* What you have to do *
Note how many lines hold the string "緑デスナイト好きそうな奴ら" and give that number without any other words.

---------- Dataset ----------

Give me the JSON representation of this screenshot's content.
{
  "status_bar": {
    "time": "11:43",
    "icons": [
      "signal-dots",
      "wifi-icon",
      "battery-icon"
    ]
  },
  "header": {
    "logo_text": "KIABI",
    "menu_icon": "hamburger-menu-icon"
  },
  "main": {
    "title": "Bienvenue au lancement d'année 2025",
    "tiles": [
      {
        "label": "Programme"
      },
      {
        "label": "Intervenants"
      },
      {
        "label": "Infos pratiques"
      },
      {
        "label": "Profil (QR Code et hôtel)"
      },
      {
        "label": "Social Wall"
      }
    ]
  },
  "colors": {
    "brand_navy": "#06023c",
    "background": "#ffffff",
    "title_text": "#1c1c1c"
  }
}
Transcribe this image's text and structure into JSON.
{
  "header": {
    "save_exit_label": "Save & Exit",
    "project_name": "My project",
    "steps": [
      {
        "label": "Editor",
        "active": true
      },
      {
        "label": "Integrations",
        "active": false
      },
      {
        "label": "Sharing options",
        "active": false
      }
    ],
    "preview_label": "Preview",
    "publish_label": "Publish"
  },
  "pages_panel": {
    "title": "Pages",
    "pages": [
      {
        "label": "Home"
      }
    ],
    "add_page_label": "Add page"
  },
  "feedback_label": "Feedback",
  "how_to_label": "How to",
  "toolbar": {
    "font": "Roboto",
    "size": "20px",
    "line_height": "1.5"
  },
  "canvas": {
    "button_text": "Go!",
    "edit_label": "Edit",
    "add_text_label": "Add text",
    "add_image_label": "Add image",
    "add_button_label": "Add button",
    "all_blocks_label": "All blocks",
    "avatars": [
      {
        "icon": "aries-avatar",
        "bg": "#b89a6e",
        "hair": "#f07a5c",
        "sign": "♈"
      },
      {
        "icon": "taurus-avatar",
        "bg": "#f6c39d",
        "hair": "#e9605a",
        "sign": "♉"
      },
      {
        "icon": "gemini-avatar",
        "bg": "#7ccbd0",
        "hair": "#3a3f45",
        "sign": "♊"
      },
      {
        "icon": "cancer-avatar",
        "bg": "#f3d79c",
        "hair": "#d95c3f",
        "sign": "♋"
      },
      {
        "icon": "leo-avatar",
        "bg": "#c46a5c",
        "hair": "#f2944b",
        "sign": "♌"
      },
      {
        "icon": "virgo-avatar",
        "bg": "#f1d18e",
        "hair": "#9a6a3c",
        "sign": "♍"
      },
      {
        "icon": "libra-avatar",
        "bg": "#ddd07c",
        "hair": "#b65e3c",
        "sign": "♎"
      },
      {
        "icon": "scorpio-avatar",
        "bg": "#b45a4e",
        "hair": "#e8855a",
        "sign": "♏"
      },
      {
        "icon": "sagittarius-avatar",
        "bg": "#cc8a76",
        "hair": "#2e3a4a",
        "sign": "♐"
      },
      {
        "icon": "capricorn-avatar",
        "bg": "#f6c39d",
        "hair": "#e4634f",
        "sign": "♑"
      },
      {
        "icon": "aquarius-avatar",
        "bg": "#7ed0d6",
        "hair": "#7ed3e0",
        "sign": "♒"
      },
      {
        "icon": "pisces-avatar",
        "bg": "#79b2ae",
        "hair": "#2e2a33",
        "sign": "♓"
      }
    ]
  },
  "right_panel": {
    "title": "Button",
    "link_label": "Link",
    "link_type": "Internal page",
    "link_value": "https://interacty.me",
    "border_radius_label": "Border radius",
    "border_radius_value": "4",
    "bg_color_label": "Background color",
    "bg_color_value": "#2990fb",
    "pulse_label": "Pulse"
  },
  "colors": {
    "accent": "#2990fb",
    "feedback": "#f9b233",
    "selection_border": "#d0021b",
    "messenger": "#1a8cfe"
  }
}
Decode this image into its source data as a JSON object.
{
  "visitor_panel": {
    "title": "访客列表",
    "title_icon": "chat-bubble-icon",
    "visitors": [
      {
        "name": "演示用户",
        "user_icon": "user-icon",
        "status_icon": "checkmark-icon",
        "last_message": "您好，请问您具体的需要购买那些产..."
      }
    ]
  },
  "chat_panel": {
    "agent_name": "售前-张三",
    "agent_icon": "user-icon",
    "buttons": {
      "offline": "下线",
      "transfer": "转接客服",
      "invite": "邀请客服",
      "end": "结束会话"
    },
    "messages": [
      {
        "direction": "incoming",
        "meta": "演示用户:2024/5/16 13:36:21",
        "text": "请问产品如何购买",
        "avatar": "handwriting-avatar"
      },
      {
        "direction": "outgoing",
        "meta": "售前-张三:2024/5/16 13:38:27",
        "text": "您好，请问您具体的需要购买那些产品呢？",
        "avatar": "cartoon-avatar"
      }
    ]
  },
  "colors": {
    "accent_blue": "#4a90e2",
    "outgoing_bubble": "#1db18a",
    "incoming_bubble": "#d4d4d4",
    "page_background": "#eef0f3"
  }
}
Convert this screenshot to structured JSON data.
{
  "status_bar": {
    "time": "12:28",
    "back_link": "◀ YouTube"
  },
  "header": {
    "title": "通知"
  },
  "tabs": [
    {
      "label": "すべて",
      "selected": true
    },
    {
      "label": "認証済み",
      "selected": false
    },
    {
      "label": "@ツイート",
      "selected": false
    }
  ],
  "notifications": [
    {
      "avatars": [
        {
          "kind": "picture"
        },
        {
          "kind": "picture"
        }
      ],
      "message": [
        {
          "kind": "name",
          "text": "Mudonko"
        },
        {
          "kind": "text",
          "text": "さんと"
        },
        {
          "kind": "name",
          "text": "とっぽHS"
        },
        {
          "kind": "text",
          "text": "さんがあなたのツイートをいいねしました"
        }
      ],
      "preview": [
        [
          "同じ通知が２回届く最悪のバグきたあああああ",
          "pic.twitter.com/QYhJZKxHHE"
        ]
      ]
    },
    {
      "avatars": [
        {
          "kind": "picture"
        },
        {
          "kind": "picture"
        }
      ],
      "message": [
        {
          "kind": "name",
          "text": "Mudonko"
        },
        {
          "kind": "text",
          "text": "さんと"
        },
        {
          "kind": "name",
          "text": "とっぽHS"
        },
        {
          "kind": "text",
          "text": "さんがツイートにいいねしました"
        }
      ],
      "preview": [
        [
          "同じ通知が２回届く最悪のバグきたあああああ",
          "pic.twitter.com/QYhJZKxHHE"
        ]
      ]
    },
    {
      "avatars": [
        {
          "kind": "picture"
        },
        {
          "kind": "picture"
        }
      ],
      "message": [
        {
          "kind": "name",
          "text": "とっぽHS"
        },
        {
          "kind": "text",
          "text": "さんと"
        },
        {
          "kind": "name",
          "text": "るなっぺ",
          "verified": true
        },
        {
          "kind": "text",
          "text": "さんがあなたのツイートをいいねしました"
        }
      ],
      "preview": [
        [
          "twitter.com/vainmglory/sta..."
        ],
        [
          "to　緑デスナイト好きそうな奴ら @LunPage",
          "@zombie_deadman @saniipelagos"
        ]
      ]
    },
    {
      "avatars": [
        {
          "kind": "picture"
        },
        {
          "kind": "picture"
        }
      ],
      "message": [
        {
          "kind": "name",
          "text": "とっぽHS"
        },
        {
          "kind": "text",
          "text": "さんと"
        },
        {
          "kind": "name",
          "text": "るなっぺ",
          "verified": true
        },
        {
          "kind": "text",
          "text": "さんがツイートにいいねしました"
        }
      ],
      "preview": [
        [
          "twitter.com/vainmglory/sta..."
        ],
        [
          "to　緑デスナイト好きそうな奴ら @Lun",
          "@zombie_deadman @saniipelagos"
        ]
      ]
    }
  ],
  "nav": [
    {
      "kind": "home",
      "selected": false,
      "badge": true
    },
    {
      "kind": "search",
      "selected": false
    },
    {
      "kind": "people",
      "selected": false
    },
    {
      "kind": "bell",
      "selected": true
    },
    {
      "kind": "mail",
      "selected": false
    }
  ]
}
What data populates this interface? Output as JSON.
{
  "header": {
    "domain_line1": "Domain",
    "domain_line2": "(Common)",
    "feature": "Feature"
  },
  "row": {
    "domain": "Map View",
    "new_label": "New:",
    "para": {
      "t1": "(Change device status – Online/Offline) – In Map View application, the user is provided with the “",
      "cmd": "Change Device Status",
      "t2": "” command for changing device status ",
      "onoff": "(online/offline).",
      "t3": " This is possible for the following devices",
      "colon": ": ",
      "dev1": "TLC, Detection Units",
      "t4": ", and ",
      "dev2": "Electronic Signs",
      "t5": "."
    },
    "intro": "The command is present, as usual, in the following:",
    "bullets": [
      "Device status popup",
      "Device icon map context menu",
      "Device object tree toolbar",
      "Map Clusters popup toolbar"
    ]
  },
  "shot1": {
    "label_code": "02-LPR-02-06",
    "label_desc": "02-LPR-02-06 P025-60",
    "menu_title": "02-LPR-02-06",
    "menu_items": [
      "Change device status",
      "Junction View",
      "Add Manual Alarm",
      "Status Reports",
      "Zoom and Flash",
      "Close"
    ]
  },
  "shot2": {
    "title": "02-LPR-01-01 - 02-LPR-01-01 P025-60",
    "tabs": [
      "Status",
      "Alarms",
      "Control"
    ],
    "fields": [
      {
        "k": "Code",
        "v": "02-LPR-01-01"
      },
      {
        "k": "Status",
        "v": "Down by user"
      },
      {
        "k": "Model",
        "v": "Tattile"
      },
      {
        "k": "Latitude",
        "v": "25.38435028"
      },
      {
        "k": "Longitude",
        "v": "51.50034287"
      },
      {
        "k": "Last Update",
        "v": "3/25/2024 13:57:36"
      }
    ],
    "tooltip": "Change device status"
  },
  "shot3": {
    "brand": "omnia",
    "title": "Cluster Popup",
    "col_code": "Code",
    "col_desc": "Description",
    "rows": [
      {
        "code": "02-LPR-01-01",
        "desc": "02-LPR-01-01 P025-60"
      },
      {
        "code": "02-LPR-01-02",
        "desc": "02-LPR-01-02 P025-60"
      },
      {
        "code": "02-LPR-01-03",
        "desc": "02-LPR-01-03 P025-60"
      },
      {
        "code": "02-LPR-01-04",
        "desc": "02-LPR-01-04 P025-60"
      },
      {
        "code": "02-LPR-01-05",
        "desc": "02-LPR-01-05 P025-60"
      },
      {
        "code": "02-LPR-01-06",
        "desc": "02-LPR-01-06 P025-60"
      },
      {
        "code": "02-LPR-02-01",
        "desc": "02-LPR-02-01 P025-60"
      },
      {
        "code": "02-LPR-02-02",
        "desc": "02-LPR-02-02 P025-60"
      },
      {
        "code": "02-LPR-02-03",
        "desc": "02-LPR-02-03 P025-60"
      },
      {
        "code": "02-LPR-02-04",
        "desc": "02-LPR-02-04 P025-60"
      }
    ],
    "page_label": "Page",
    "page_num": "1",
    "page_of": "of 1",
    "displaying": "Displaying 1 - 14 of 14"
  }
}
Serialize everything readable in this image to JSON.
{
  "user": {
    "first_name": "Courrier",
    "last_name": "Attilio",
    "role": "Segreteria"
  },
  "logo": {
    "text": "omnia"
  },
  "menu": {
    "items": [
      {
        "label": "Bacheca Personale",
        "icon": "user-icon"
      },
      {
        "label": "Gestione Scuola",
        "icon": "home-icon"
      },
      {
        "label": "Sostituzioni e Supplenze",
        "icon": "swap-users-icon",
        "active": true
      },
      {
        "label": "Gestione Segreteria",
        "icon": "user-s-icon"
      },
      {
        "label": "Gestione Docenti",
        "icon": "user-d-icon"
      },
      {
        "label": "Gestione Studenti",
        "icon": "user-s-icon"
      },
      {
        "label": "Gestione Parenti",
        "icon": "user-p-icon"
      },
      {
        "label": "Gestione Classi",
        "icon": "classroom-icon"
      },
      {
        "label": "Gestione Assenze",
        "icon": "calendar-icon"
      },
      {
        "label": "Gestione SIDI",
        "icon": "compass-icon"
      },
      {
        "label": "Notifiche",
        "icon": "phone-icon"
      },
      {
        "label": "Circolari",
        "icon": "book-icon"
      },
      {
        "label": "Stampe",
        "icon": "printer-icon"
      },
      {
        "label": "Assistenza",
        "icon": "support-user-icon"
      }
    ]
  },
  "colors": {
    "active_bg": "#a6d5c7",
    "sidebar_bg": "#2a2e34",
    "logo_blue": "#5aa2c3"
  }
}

----------

* Task response *
2